#### Excerpted records
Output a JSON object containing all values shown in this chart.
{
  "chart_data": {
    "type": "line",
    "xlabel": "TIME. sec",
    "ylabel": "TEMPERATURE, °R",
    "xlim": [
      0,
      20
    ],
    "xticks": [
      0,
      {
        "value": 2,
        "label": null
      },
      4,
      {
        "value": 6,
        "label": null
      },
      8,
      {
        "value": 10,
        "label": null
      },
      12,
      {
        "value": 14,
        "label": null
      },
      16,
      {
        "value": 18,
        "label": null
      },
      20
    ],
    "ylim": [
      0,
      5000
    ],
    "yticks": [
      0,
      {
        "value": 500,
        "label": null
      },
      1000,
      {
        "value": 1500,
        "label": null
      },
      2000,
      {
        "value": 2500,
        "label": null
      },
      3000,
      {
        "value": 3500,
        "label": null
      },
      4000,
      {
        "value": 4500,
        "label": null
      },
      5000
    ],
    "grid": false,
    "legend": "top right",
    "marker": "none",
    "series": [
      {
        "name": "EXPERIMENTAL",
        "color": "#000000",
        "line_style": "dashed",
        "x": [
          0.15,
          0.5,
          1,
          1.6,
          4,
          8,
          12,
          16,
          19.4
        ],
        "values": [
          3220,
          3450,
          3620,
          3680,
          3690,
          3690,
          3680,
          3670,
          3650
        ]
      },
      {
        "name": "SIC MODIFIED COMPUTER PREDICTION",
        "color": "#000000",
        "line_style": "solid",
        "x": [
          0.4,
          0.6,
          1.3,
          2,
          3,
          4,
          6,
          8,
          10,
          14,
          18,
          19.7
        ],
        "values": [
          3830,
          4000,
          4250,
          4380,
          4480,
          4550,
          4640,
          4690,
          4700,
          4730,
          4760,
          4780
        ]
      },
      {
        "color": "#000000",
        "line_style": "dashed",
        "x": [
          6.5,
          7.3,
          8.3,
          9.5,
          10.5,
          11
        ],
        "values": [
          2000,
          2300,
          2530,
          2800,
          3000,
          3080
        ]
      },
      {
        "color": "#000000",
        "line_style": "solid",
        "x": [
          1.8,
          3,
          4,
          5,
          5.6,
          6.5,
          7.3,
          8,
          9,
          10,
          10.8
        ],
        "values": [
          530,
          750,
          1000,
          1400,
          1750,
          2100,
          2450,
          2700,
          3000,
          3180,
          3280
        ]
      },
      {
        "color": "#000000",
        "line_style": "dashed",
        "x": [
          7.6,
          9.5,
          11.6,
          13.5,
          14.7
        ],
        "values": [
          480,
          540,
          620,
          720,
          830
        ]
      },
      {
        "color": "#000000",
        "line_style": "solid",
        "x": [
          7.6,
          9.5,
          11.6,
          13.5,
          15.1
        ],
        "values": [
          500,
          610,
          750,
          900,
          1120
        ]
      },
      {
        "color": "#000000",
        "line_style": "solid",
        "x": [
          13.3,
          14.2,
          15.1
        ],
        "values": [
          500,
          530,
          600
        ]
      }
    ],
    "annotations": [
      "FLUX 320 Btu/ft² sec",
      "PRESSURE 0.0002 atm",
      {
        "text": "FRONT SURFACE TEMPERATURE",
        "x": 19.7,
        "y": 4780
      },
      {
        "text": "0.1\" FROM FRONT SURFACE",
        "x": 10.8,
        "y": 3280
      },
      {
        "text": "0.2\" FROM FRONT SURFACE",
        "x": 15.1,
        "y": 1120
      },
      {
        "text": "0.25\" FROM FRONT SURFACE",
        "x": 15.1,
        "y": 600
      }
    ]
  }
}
########
_Work required_. Of the lines in the entries above, how many include "FRONT"? Only the number should be given.

_Answer to this exercise_. 4